** start Given data **

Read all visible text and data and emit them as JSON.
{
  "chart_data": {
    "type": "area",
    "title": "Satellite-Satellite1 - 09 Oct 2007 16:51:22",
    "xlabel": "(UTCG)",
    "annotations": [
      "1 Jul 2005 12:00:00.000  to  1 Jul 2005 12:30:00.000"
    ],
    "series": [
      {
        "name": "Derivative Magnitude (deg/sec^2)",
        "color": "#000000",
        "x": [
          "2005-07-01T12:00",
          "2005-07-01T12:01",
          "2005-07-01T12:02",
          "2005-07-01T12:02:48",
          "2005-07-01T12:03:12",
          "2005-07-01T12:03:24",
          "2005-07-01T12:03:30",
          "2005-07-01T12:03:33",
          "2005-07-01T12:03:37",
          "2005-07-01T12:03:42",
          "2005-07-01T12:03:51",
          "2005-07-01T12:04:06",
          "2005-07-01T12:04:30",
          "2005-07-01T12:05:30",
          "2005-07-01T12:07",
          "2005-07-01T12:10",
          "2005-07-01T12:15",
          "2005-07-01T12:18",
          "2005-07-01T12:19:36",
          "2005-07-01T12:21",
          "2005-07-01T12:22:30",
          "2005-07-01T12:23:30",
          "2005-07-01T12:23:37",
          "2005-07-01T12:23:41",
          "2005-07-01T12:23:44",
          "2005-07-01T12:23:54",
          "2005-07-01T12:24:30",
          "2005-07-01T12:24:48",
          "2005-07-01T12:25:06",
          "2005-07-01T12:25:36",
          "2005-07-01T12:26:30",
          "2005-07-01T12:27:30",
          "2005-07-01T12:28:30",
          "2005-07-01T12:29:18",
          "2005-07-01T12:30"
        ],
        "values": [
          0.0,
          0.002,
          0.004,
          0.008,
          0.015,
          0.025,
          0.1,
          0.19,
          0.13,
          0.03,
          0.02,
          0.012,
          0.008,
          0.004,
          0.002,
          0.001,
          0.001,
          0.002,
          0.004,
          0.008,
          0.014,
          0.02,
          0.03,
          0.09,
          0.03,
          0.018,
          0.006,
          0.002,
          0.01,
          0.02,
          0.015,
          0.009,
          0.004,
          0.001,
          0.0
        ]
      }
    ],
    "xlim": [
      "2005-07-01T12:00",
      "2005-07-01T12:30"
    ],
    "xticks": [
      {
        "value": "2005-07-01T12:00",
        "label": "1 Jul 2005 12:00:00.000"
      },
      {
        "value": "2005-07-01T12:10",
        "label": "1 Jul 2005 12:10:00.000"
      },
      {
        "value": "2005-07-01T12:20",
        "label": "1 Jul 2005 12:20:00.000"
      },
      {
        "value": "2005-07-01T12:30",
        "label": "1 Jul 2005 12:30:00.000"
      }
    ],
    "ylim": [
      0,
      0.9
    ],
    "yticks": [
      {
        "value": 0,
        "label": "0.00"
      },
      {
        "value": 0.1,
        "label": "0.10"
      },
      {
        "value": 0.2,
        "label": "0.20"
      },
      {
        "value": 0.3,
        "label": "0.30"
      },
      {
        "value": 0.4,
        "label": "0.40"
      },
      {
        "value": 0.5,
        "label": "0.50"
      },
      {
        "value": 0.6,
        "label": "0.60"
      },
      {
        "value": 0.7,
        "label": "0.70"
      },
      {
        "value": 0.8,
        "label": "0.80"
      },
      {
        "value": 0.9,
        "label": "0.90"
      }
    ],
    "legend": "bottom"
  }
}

** end Given data **

Task objective:
Every line above should be written out again exactly as it stands.

Exercise response:
Read all visible text and data and emit them as JSON.
{
  "chart_data": {
    "type": "area",
    "title": "Satellite-Satellite1 - 09 Oct 2007 16:51:22",
    "xlabel": "(UTCG)",
    "annotations": [
      "1 Jul 2005 12:00:00.000  to  1 Jul 2005 12:30:00.000"
    ],
    "series": [
      {
        "name": "Derivative Magnitude (deg/sec^2)",
        "color": "#000000",
        "x": [
          "2005-07-01T12:00",
          "2005-07-01T12:01",
          "2005-07-01T12:02",
          "2005-07-01T12:02:48",
          "2005-07-01T12:03:12",
          "2005-07-01T12:03:24",
          "2005-07-01T12:03:30",
          "2005-07-01T12:03:33",
          "2005-07-01T12:03:37",
          "2005-07-01T12:03:42",
          "2005-07-01T12:03:51",
          "2005-07-01T12:04:06",
          "2005-07-01T12:04:30",
          "2005-07-01T12:05:30",
          "2005-07-01T12:07",
          "2005-07-01T12:10",
          "2005-07-01T12:15",
          "2005-07-01T12:18",
          "2005-07-01T12:19:36",
          "2005-07-01T12:21",
          "2005-07-01T12:22:30",
          "2005-07-01T12:23:30",
          "2005-07-01T12:23:37",
          "2005-07-01T12:23:41",
          "2005-07-01T12:23:44",
          "2005-07-01T12:23:54",
          "2005-07-01T12:24:30",
          "2005-07-01T12:24:48",
          "2005-07-01T12:25:06",
          "2005-07-01T12:25:36",
          "2005-07-01T12:26:30",
          "2005-07-01T12:27:30",
          "2005-07-01T12:28:30",
          "2005-07-01T12:29:18",
          "2005-07-01T12:30"
        ],
        "values": [
          0.0,
          0.002,
          0.004,
          0.008,
          0.015,
          0.025,
          0.1,
          0.19,
          0.13,
          0.03,
          0.02,
          0.012,
          0.008,
          0.004,
          0.002,
          0.001,
          0.001,
          0.002,
          0.004,
          0.008,
          0.014,
          0.02,
          0.03,
          0.09,
          0.03,
          0.018,
          0.006,
          0.002,
          0.01,
          0.02,
          0.015,
          0.009,
          0.004,
          0.001,
          0.0
        ]
      }
    ],
    "xlim": [
      "2005-07-01T12:00",
      "2005-07-01T12:30"
    ],
    "xticks": [
      {
        "value": "2005-07-01T12:00",
        "label": "1 Jul 2005 12:00:00.000"
      },
      {
        "value": "2005-07-01T12:10",
        "label": "1 Jul 2005 12:10:00.000"
      },
      {
        "value": "2005-07-01T12:20",
        "label": "1 Jul 2005 12:20:00.000"
      },
      {
        "value": "2005-07-01T12:30",
        "label": "1 Jul 2005 12:30:00.000"
      }
    ],
    "ylim": [
      0,
      0.9
    ],
    "yticks": [
      {
        "value": 0,
        "label": "0.00"
      },
      {
        "value": 0.1,
        "label": "0.10"
      },
      {
        "value": 0.2,
        "label": "0.20"
      },
      {
        "value": 0.3,
        "label": "0.30"
      },
      {
        "value": 0.4,
        "label": "0.40"
      },
      {
        "value": 0.5,
        "label": "0.50"
      },
      {
        "value": 0.6,
        "label": "0.60"
      },
      {
        "value": 0.7,
        "label": "0.70"
      },
      {
        "value": 0.8,
        "label": "0.80"
      },
      {
        "value": 0.9,
        "label": "0.90"
      }
    ],
    "legend": "bottom"
  }
}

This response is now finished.